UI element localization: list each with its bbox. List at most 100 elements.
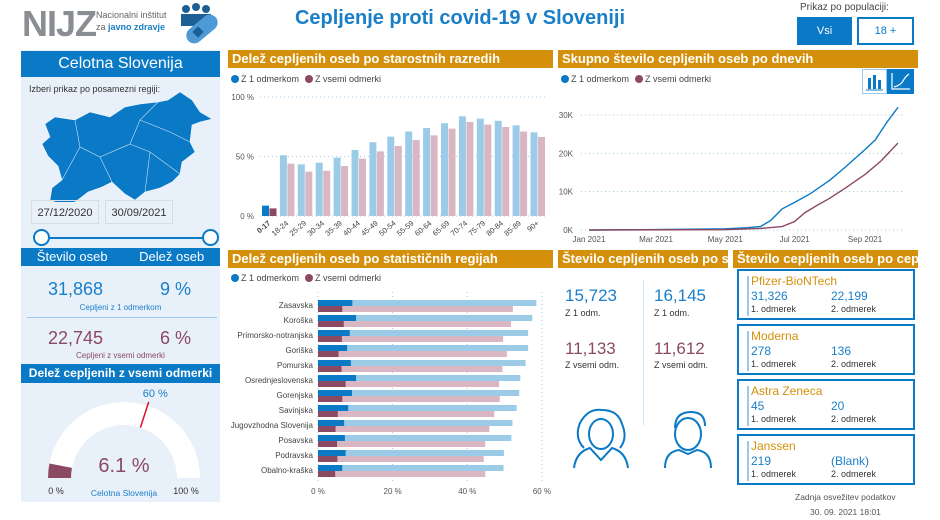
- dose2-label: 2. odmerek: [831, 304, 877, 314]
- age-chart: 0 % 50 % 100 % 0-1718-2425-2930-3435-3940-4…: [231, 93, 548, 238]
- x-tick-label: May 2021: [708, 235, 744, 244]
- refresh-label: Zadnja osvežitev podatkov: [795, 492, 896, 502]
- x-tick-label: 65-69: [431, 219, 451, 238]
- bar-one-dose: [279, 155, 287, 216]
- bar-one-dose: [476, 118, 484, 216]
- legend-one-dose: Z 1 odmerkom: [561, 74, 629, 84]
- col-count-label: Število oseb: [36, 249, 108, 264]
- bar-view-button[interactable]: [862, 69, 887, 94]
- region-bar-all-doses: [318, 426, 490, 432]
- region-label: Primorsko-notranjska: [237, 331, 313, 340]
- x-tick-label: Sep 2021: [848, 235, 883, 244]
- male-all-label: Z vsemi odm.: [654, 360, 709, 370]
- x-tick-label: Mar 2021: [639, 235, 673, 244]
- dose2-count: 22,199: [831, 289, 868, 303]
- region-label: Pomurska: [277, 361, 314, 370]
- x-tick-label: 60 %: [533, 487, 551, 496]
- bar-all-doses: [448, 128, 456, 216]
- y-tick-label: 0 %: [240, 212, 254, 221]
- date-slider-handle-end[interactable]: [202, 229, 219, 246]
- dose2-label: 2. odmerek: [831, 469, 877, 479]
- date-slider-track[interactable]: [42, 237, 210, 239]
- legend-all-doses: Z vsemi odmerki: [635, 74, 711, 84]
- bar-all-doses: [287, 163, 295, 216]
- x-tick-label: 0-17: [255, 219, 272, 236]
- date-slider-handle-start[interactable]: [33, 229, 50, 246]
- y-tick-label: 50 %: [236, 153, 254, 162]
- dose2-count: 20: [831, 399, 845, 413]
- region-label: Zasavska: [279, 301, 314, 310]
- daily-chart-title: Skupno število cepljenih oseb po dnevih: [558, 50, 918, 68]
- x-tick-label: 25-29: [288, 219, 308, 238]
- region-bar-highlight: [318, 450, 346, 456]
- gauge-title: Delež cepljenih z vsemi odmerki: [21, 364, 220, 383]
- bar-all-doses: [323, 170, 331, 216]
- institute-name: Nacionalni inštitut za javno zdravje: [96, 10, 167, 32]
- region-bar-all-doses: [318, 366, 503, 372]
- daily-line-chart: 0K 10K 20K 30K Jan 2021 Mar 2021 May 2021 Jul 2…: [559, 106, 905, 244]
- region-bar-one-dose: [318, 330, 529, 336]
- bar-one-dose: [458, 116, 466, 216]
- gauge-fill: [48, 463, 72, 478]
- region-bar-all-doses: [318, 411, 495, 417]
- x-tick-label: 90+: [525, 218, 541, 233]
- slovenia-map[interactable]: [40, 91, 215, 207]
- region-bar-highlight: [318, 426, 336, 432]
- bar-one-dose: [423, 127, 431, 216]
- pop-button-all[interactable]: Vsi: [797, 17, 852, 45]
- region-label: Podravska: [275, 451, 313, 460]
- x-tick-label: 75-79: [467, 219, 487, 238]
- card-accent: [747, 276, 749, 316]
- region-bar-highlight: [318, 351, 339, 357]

-*-

PROBLEM REQUIREMENTS: Rewrite every line of the entries, changing each "x-tick-label" to "axis-label" and leaving all else unchanged. Omit the pictures.

RESPONSE TO THE TASK:
UI element localization: list each with its bbox. List at most 100 elements.
- dose2-label: 2. odmerek: [831, 304, 877, 314]
- age-chart: 0 % 50 % 100 % 0-1718-2425-2930-3435-3940-4…: [231, 93, 548, 238]
- axis-label: May 2021: [708, 235, 744, 244]
- refresh-label: Zadnja osvežitev podatkov: [795, 492, 896, 502]
- axis-label: 65-69: [431, 219, 451, 238]
- bar-one-dose: [279, 155, 287, 216]
- bar-one-dose: [476, 118, 484, 216]
- legend-one-dose: Z 1 odmerkom: [561, 74, 629, 84]
- col-count-label: Število oseb: [36, 249, 108, 264]
- bar-view-button[interactable]: [862, 69, 887, 94]
- region-bar-all-doses: [318, 426, 490, 432]
- region-label: Primorsko-notranjska: [237, 331, 313, 340]
- axis-label: Sep 2021: [848, 235, 883, 244]
- male-all-label: Z vsemi odm.: [654, 360, 709, 370]
- axis-label: Mar 2021: [639, 235, 673, 244]
- dose2-count: 22,199: [831, 289, 868, 303]
- region-label: Pomurska: [277, 361, 314, 370]
- axis-label: 60 %: [533, 487, 551, 496]
- bar-all-doses: [448, 128, 456, 216]
- y-tick-label: 0 %: [240, 212, 254, 221]
- date-slider-handle-end[interactable]: [202, 229, 219, 246]
- dose2-label: 2. odmerek: [831, 469, 877, 479]
- date-slider-track[interactable]: [42, 237, 210, 239]
- legend-all-doses: Z vsemi odmerki: [635, 74, 711, 84]
- bar-all-doses: [287, 163, 295, 216]
- axis-label: 0-17: [255, 219, 272, 236]
- date-slider-handle-start[interactable]: [33, 229, 50, 246]
- y-tick-label: 50 %: [236, 153, 254, 162]
- dose2-count: 20: [831, 399, 845, 413]
- region-label: Zasavska: [279, 301, 314, 310]
- daily-chart-title: Skupno število cepljenih oseb po dnevih: [558, 50, 918, 68]
- axis-label: 25-29: [288, 219, 308, 238]
- region-bar-highlight: [318, 450, 346, 456]
- gauge-title: Delež cepljenih z vsemi odmerki: [21, 364, 220, 383]
- bar-all-doses: [323, 170, 331, 216]
- institute-name: Nacionalni inštitut za javno zdravje: [96, 10, 167, 32]
- region-bar-all-doses: [318, 366, 503, 372]
- daily-line-chart: 0K 10K 20K 30K Jan 2021 Mar 2021 May 2021 Jul 2…: [559, 106, 905, 244]
- region-bar-one-dose: [318, 330, 529, 336]
- bar-one-dose: [458, 116, 466, 216]
- gauge-fill: [48, 463, 72, 478]
- region-bar-all-doses: [318, 411, 495, 417]
- axis-label: 90+: [525, 218, 541, 233]
- slovenia-map[interactable]: [40, 91, 215, 207]
- region-bar-highlight: [318, 426, 336, 432]
- bar-one-dose: [423, 127, 431, 216]
- pop-button-all[interactable]: Vsi: [797, 17, 852, 45]
- region-label: Podravska: [275, 451, 313, 460]
- axis-label: 75-79: [467, 219, 487, 238]
- card-accent: [747, 276, 749, 316]
- region-bar-highlight: [318, 351, 339, 357]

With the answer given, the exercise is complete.